--- Task ---
Select every line below containing the word "What".

══ Data extract

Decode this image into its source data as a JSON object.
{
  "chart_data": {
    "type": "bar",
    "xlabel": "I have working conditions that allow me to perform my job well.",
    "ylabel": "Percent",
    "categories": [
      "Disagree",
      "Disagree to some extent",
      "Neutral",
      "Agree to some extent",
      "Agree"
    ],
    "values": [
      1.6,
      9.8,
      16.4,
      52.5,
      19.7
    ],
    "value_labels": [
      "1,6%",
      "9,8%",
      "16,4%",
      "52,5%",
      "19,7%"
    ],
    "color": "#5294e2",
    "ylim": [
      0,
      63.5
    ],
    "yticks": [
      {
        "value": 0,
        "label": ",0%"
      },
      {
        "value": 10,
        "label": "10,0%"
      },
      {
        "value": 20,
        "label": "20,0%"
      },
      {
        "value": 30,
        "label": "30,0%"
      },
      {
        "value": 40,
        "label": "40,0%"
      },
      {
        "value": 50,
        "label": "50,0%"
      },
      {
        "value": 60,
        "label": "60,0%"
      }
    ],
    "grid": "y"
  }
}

════
══ Data extract

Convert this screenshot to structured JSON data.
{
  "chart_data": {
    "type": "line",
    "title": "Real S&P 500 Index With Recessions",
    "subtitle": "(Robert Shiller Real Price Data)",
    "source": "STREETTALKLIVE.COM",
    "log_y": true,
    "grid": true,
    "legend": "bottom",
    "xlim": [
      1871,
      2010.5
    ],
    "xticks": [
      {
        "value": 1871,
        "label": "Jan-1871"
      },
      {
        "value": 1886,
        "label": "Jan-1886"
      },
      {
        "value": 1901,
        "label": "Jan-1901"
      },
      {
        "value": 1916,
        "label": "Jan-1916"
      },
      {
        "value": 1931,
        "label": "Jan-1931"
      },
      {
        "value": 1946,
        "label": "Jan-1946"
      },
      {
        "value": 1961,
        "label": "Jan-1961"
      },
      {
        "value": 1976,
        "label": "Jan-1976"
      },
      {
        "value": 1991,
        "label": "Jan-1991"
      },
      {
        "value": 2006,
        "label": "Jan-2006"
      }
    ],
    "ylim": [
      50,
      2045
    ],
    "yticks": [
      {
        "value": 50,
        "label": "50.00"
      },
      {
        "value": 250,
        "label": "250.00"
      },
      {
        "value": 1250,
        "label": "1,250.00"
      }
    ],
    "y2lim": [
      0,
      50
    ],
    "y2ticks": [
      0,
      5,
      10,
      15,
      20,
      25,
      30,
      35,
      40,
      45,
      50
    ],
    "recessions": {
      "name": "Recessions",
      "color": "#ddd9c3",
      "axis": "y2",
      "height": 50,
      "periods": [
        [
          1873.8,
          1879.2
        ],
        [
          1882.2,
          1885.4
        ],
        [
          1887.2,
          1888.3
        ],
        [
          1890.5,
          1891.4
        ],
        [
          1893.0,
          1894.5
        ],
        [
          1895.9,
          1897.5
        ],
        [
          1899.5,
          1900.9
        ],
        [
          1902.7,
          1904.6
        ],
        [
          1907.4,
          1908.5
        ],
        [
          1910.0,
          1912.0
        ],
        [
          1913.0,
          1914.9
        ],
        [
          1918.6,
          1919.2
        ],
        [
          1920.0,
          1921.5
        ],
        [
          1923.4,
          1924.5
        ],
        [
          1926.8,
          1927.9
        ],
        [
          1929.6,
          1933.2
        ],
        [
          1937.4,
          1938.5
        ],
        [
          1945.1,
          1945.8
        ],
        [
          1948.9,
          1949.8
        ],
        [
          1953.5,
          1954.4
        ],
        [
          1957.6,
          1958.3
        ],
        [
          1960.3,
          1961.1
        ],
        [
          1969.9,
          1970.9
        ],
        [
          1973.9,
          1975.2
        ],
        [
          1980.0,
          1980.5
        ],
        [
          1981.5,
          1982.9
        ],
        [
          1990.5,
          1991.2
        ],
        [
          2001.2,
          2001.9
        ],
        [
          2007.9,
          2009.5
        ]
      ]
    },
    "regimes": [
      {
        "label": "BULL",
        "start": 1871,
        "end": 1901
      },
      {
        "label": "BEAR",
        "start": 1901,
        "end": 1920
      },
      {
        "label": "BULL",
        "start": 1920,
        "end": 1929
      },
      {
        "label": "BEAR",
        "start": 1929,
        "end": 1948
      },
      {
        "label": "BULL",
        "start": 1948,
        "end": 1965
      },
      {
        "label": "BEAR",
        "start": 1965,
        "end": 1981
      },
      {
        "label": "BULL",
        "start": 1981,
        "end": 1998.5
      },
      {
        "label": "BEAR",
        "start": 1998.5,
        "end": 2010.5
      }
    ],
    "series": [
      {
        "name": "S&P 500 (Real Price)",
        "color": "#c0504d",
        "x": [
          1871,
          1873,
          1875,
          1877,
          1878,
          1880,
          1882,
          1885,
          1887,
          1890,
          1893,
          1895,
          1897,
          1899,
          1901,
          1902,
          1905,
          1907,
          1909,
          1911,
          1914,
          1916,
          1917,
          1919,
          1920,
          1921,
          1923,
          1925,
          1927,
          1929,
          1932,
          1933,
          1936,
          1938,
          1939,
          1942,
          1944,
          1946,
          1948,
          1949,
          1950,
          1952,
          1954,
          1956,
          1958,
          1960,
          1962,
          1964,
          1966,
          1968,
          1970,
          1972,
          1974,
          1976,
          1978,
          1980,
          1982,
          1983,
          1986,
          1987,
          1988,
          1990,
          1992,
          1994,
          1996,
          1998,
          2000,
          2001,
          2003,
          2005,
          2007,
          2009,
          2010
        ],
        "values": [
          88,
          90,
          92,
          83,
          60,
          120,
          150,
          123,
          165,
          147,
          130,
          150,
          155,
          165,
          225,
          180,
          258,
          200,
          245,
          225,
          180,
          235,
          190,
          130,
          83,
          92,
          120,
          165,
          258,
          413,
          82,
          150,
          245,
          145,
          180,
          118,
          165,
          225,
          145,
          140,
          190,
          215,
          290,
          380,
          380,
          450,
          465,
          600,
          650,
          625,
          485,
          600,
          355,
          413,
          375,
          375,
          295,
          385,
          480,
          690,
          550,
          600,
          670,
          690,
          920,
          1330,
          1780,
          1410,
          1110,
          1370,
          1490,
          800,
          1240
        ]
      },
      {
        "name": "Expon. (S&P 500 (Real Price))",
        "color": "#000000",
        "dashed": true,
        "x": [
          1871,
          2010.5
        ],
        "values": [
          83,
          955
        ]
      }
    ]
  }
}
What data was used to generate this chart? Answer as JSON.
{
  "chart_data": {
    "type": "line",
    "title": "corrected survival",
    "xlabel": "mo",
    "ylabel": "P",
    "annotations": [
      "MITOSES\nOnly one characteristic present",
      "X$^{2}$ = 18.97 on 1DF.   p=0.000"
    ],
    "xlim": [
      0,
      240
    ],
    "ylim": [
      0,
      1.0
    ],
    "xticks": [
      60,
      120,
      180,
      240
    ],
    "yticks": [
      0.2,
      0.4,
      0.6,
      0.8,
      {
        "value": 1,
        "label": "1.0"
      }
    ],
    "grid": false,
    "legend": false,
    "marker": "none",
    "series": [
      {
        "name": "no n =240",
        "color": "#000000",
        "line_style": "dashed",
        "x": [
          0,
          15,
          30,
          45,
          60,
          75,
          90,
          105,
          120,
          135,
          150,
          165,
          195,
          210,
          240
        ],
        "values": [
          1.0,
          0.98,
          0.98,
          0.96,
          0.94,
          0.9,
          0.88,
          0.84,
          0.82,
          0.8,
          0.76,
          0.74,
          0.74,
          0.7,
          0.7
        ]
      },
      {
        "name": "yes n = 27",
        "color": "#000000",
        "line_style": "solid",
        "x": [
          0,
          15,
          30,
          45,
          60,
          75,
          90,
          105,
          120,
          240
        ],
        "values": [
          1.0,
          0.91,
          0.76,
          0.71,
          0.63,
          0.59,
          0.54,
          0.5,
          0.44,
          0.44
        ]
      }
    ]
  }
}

════
══ Data extract

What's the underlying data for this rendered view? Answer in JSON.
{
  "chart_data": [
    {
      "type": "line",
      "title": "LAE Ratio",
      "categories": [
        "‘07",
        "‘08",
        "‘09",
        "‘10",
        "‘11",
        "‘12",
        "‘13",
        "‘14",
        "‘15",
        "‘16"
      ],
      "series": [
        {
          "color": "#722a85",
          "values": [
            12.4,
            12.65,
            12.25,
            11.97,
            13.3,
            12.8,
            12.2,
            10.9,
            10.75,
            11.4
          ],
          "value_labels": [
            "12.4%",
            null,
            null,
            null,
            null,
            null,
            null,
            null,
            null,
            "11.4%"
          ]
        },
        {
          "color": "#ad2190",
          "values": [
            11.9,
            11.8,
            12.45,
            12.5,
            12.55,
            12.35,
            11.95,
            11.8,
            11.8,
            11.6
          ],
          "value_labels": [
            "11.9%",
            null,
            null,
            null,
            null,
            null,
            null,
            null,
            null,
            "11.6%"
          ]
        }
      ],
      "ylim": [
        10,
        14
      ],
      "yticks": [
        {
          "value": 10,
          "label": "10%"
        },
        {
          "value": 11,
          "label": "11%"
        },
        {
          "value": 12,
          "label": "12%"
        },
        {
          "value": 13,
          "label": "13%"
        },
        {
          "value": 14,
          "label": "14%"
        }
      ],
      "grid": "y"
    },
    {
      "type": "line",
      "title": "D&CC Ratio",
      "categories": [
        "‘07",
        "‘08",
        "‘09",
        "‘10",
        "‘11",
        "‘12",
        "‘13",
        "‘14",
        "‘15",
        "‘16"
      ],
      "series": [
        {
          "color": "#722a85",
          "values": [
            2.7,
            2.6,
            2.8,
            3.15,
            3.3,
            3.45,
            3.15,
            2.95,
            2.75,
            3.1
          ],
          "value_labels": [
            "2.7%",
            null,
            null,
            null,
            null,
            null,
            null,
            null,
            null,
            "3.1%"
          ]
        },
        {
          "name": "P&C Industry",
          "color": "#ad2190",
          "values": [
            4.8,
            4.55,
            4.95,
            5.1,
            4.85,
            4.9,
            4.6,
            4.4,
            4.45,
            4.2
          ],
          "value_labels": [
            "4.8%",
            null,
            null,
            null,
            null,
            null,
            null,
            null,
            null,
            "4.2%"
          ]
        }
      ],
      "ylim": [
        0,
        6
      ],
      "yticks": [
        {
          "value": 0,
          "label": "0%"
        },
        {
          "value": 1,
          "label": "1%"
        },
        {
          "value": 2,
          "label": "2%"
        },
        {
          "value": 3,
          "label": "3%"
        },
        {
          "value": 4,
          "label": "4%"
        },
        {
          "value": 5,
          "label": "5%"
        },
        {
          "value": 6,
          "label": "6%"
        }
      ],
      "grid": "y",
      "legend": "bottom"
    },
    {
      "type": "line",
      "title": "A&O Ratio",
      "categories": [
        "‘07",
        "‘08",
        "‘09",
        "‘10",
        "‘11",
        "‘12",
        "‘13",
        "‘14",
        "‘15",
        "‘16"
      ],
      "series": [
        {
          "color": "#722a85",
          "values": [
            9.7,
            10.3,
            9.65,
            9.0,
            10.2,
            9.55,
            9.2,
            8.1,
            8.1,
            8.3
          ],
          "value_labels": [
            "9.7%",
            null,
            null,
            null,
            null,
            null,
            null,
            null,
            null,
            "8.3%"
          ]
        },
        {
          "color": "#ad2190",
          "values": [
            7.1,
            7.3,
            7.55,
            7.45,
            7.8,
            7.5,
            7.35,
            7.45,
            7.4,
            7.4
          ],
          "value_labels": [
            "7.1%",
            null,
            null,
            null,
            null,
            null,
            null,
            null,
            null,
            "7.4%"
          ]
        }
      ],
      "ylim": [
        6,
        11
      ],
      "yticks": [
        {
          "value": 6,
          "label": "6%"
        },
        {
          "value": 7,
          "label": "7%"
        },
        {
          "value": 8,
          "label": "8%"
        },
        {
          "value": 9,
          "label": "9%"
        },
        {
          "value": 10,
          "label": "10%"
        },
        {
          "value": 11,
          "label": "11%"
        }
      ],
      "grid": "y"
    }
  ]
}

════

--- Answer to the problem ---
What data was used to generate this chart? Answer as JSON.
What's the underlying data for this rendered view? Answer in JSON.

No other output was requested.